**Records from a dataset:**
★ ★ ★ ★
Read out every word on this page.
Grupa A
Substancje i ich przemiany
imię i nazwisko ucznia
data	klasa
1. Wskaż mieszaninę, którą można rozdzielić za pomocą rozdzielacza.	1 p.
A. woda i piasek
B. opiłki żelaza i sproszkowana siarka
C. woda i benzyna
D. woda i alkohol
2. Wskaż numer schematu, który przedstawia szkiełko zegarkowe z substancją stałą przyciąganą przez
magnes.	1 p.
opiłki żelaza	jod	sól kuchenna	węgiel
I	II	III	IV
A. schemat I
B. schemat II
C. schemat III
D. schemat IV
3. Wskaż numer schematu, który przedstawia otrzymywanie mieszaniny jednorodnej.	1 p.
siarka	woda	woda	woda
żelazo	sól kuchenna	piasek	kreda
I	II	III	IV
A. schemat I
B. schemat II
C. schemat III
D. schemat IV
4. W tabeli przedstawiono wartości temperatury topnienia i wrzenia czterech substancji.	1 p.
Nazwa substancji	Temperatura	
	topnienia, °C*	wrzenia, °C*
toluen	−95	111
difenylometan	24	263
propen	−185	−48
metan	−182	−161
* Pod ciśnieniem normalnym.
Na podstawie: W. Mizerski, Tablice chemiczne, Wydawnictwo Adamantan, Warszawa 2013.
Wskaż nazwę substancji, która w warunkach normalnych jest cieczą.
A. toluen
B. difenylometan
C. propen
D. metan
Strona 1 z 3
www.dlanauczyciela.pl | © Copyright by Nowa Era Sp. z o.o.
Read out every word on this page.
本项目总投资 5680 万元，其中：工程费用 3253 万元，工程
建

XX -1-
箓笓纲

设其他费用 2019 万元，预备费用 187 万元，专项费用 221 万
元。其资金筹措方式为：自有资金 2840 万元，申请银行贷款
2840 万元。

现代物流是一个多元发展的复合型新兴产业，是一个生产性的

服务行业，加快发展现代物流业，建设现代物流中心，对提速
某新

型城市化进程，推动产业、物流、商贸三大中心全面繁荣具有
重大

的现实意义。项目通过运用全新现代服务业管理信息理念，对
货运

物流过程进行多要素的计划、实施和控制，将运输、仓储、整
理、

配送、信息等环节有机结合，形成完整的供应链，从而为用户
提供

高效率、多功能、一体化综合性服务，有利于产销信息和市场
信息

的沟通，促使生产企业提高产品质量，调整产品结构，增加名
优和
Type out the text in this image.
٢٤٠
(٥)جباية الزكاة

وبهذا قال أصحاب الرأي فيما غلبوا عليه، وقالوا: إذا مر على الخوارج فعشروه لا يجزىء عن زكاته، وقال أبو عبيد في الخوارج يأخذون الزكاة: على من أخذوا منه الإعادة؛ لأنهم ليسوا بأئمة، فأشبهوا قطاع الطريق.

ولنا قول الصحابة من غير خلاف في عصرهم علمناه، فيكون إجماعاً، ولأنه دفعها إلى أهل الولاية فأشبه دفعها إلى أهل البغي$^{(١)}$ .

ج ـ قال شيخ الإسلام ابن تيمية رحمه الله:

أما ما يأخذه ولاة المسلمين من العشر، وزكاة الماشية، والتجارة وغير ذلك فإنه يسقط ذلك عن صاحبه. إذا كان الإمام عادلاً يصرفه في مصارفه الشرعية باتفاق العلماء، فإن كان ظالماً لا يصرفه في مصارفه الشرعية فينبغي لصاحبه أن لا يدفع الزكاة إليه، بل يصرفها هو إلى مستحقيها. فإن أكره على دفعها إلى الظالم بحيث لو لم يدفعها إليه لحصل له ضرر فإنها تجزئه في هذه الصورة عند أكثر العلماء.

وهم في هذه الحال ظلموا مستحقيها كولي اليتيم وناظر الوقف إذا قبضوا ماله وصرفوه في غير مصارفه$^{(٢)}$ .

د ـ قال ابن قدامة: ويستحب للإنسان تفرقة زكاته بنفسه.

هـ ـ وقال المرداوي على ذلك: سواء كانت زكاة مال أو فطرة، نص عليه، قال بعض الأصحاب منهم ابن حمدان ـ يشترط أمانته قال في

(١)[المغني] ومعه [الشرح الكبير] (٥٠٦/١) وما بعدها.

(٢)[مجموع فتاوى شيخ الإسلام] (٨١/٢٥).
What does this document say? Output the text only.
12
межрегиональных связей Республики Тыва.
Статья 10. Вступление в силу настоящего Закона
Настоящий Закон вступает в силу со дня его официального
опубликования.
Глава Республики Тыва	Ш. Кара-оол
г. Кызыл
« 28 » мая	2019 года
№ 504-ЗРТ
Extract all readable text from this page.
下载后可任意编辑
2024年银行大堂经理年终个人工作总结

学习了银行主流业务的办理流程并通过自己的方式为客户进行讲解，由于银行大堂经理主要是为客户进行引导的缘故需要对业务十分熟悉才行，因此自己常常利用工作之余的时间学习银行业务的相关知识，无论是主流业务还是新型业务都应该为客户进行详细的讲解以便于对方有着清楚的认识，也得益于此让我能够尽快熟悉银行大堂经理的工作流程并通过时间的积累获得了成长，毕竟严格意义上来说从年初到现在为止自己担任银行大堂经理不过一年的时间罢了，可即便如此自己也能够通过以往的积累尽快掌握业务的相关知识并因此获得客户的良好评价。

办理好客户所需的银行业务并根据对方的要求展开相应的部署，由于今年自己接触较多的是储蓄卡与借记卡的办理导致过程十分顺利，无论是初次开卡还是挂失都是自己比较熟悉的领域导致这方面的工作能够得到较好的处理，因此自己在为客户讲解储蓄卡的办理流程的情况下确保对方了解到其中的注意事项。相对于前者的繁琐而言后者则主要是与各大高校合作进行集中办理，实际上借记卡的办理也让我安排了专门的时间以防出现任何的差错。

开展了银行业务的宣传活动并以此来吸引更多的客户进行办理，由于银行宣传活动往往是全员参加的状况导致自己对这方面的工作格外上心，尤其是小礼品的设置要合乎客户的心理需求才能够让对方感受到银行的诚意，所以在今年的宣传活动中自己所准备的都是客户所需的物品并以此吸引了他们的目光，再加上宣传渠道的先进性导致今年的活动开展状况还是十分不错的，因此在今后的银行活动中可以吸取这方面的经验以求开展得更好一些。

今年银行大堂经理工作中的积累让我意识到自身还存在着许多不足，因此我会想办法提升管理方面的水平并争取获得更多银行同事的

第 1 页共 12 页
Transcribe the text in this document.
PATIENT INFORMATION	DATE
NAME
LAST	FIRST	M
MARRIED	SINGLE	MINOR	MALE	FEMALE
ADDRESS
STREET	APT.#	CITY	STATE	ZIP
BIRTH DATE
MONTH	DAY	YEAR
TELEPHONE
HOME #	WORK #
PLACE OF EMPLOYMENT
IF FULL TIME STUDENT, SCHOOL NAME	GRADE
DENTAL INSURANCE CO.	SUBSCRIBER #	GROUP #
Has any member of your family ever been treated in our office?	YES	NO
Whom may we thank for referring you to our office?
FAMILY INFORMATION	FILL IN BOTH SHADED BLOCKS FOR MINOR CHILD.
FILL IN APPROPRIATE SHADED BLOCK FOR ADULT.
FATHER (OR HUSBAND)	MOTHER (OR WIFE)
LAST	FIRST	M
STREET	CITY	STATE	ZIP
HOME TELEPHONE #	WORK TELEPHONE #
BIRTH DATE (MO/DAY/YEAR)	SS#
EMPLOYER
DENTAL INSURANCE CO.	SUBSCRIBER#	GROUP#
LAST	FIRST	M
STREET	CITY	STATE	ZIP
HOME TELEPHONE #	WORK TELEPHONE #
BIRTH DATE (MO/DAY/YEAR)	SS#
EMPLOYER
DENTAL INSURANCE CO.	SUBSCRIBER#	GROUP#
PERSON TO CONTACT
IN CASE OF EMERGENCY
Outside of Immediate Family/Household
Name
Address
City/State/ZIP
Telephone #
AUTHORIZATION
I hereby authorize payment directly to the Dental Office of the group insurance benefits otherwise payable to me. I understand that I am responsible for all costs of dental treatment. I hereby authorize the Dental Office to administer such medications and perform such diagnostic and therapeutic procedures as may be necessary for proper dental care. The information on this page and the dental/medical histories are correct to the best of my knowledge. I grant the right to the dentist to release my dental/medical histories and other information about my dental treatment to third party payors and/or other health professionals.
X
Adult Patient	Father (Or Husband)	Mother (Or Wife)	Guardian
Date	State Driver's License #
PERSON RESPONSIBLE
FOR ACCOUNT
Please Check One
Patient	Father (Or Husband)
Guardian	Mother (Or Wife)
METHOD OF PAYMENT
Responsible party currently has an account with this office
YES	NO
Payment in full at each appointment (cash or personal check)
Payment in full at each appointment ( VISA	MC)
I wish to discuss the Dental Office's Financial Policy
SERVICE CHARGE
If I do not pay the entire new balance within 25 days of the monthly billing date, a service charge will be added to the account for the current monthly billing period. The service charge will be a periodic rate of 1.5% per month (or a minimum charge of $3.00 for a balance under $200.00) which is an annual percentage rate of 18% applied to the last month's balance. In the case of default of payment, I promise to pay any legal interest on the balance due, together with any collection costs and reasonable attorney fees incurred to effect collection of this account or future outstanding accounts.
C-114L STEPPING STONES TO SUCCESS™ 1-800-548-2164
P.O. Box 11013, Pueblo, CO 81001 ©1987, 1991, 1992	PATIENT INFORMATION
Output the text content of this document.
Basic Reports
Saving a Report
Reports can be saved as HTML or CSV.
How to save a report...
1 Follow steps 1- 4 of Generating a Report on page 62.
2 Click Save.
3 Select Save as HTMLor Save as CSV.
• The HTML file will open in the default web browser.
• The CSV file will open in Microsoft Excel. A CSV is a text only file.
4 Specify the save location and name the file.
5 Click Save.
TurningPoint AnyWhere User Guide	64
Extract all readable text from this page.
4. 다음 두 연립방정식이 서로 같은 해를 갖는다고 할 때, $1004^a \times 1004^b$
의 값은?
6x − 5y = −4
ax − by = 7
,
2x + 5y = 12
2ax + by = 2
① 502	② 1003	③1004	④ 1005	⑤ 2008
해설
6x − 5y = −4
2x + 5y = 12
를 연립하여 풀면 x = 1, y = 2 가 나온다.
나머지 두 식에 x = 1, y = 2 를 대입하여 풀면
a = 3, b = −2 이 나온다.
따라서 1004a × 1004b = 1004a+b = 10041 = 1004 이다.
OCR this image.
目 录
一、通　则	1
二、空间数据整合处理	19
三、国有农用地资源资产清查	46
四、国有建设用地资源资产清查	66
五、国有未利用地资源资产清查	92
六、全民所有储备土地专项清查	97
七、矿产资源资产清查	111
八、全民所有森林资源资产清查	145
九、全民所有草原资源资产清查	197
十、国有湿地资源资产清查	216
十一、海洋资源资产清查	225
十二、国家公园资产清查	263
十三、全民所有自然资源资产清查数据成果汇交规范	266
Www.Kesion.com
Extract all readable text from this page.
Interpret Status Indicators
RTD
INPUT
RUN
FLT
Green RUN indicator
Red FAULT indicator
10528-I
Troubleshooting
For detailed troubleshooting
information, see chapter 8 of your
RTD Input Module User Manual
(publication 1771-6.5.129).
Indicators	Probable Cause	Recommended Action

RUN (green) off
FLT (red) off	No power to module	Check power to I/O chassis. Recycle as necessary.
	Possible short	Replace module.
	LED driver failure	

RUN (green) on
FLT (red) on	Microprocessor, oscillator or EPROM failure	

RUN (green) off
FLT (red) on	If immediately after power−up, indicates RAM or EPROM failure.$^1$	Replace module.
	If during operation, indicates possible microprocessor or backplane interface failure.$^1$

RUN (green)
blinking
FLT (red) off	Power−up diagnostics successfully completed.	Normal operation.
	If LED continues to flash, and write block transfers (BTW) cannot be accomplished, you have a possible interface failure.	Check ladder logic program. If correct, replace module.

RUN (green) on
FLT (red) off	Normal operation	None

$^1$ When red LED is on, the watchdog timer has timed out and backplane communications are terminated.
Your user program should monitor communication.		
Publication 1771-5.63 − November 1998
★ ★ ★ ★
Pull out all lines containing the word "interface" from the entries above.

**Result for this task:**
	If during operation, indicates possible microprocessor or backplane interface failure.$^1$
	If LED continues to flash, and write block transfers (BTW) cannot be accomplished, you have a possible interface failure.	Check ladder logic program. If correct, replace module.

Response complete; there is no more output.